>> START RECORDS SUPPLIED
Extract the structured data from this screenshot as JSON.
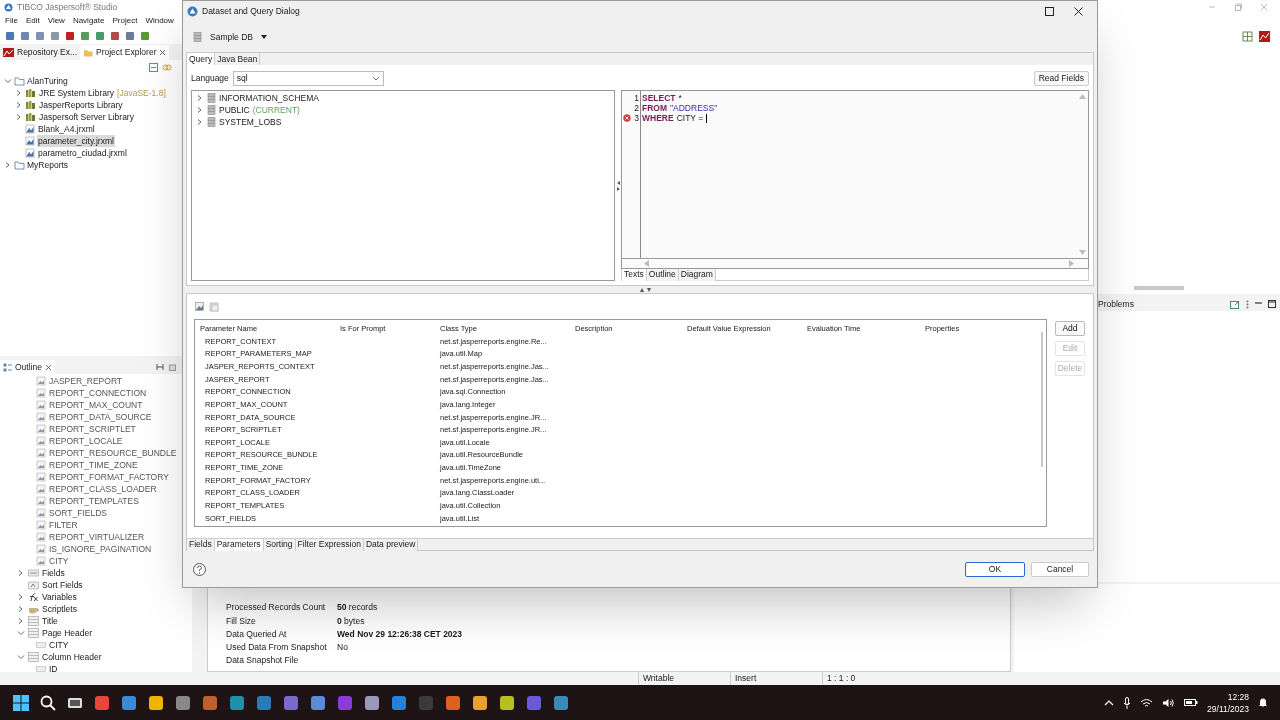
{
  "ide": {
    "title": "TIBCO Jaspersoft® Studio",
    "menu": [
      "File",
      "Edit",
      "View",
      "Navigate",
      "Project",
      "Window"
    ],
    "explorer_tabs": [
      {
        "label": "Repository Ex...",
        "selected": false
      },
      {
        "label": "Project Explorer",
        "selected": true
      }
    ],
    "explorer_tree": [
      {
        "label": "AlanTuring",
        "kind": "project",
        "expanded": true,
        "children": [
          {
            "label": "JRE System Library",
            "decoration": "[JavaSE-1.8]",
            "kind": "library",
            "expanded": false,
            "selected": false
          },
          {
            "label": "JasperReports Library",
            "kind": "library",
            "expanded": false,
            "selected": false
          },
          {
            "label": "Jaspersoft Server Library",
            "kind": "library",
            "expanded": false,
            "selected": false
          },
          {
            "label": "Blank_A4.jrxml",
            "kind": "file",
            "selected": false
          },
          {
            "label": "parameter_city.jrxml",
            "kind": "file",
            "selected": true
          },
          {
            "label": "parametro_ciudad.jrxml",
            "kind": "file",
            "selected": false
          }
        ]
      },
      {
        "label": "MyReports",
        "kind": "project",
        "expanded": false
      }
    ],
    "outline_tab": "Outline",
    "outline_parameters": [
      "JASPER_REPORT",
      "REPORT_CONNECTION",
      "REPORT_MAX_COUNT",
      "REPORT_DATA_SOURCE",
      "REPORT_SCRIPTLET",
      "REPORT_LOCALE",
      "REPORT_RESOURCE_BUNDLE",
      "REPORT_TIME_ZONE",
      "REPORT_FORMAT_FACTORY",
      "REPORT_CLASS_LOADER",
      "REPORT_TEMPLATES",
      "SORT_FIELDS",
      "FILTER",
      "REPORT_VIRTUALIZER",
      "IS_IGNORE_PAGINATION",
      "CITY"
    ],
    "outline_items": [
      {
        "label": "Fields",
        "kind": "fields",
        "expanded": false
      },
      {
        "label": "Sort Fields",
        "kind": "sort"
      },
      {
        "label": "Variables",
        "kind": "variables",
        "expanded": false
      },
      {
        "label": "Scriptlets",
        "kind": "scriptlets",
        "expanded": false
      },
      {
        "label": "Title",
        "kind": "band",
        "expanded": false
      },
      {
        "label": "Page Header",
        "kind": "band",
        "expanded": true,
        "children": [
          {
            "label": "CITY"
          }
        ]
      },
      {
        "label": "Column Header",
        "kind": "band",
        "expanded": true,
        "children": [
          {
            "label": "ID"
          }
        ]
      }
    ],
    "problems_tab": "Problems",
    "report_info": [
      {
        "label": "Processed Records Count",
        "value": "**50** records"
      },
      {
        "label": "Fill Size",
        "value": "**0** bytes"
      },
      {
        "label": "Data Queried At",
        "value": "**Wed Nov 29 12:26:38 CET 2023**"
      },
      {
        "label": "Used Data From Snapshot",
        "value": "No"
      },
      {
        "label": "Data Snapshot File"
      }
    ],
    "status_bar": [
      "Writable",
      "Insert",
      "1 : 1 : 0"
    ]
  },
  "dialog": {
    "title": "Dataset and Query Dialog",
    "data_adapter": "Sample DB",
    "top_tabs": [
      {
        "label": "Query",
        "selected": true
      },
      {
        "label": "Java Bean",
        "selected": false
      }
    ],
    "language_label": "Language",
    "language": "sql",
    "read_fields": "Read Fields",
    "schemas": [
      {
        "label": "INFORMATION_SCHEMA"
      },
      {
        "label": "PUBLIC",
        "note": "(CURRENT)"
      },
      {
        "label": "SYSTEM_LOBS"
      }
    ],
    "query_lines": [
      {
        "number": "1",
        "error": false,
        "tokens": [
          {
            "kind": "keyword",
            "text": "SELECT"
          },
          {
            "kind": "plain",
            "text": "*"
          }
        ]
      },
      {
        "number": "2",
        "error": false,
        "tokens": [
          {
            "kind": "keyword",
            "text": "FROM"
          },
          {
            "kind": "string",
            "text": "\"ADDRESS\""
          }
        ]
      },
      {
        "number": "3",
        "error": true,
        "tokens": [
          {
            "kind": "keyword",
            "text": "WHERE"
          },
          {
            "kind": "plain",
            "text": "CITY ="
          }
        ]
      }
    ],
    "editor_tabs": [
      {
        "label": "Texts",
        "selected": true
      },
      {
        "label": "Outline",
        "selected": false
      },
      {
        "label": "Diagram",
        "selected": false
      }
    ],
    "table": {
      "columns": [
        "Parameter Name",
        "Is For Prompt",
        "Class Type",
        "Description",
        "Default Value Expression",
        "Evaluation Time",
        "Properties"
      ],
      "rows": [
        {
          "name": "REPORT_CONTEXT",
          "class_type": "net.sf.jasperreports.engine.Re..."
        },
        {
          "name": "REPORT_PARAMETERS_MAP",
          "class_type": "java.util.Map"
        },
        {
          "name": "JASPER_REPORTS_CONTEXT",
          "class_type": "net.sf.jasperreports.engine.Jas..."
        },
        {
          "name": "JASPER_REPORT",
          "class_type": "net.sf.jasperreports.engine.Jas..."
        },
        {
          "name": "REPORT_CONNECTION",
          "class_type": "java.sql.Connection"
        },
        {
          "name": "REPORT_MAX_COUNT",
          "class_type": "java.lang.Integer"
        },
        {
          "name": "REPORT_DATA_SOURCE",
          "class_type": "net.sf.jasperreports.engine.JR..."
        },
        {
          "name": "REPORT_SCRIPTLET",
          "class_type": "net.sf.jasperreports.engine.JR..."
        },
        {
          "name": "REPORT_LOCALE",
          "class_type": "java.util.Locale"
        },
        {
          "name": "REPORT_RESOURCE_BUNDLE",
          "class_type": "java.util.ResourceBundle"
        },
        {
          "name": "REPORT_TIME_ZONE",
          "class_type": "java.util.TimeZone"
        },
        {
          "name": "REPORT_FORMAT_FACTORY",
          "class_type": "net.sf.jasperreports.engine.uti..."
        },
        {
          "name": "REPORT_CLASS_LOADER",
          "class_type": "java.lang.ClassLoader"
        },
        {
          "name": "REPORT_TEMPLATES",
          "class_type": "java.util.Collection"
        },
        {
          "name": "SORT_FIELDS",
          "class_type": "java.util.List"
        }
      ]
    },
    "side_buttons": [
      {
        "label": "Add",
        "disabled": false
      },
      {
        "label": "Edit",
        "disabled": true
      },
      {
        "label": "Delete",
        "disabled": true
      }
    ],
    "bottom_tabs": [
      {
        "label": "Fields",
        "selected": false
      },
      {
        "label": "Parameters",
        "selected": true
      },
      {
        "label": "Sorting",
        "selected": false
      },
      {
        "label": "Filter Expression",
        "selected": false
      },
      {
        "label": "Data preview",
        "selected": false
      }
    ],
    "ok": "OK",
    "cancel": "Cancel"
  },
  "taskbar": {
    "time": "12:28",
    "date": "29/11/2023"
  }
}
>> END RECORDS SUPPLIED
>> START RECORDS SUPPLIED
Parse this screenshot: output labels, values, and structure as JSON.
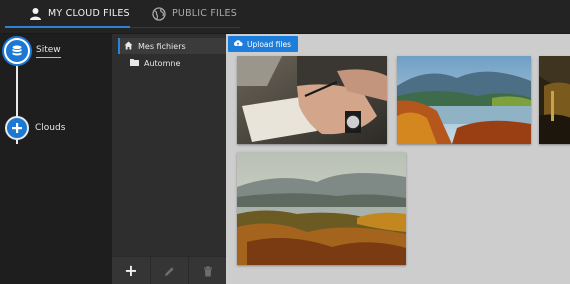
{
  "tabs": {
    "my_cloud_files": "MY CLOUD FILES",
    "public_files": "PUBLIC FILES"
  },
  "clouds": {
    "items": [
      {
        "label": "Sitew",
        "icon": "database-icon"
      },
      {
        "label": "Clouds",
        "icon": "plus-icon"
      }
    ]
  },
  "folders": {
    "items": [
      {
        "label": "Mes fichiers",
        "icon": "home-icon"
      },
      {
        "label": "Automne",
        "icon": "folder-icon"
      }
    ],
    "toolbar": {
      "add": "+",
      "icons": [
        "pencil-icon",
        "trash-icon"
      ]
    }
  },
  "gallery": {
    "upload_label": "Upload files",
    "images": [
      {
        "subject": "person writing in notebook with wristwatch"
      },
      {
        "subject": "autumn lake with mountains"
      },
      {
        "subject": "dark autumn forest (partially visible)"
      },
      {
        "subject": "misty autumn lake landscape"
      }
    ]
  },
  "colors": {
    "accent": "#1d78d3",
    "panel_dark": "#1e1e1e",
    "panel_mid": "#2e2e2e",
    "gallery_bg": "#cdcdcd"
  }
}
>> END RECORDS SUPPLIED
>> START RECORDS SUPPLIED
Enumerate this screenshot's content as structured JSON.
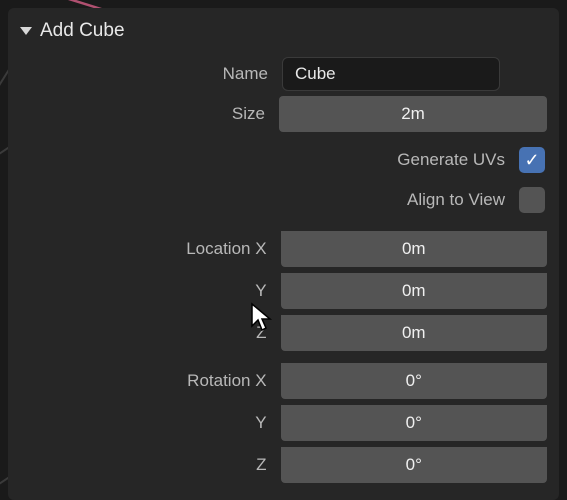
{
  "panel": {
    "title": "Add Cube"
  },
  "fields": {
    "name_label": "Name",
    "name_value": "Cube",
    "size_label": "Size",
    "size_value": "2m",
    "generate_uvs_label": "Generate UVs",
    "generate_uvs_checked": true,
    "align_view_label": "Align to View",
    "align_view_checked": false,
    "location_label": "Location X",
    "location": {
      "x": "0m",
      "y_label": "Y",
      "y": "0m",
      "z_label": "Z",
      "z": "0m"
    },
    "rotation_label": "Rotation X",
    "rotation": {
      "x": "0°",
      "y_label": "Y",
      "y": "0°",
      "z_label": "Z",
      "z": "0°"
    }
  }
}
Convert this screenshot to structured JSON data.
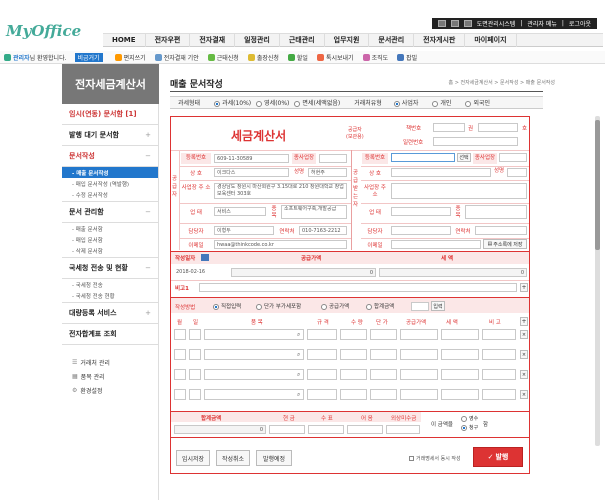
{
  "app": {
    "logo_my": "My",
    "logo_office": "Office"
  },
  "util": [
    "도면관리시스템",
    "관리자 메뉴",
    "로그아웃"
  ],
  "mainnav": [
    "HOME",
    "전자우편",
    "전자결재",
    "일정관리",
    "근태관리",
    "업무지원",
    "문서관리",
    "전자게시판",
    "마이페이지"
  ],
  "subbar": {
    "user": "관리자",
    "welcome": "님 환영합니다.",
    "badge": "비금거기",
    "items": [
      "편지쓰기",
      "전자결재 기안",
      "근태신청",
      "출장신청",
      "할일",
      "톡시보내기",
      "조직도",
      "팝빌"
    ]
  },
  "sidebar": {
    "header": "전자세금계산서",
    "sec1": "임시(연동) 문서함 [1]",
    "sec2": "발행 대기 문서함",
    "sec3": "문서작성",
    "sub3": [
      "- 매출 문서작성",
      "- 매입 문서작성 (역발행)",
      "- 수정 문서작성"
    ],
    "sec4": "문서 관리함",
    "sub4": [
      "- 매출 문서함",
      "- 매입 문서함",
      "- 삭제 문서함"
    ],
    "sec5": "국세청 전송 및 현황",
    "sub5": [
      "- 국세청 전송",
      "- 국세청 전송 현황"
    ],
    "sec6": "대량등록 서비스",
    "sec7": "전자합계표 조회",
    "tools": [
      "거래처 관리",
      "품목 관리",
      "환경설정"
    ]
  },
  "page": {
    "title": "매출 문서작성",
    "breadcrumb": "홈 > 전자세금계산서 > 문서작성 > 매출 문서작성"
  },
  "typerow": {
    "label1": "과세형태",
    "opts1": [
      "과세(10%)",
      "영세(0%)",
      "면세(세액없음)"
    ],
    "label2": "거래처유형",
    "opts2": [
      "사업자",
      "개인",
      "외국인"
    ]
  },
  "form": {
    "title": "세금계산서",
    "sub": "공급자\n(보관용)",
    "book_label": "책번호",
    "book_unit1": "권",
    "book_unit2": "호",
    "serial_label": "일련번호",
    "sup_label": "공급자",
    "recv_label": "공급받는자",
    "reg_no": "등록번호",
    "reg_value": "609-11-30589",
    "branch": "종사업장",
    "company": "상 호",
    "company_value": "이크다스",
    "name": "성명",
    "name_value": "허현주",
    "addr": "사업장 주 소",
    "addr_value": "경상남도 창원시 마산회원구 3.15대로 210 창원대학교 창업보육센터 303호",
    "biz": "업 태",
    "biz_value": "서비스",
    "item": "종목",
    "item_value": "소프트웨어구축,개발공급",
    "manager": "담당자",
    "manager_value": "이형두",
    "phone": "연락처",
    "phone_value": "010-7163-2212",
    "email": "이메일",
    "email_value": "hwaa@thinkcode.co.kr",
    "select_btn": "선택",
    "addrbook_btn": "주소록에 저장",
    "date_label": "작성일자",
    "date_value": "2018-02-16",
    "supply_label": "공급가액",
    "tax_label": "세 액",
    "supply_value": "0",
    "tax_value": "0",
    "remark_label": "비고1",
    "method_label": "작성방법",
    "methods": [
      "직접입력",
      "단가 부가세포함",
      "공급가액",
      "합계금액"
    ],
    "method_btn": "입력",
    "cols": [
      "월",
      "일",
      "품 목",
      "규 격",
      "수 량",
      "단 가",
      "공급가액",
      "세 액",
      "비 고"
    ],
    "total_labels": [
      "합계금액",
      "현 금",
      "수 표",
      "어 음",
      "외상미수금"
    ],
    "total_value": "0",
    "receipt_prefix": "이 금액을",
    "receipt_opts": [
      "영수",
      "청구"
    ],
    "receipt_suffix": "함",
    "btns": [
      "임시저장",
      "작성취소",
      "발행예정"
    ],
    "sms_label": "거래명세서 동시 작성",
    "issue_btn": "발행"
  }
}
>> END RECORDS SUPPLIED
_PROBLEM DESCRIPTION_. Give the count of lines holding the word "autumn", with no other words.

_TASK RESPONSE_. 3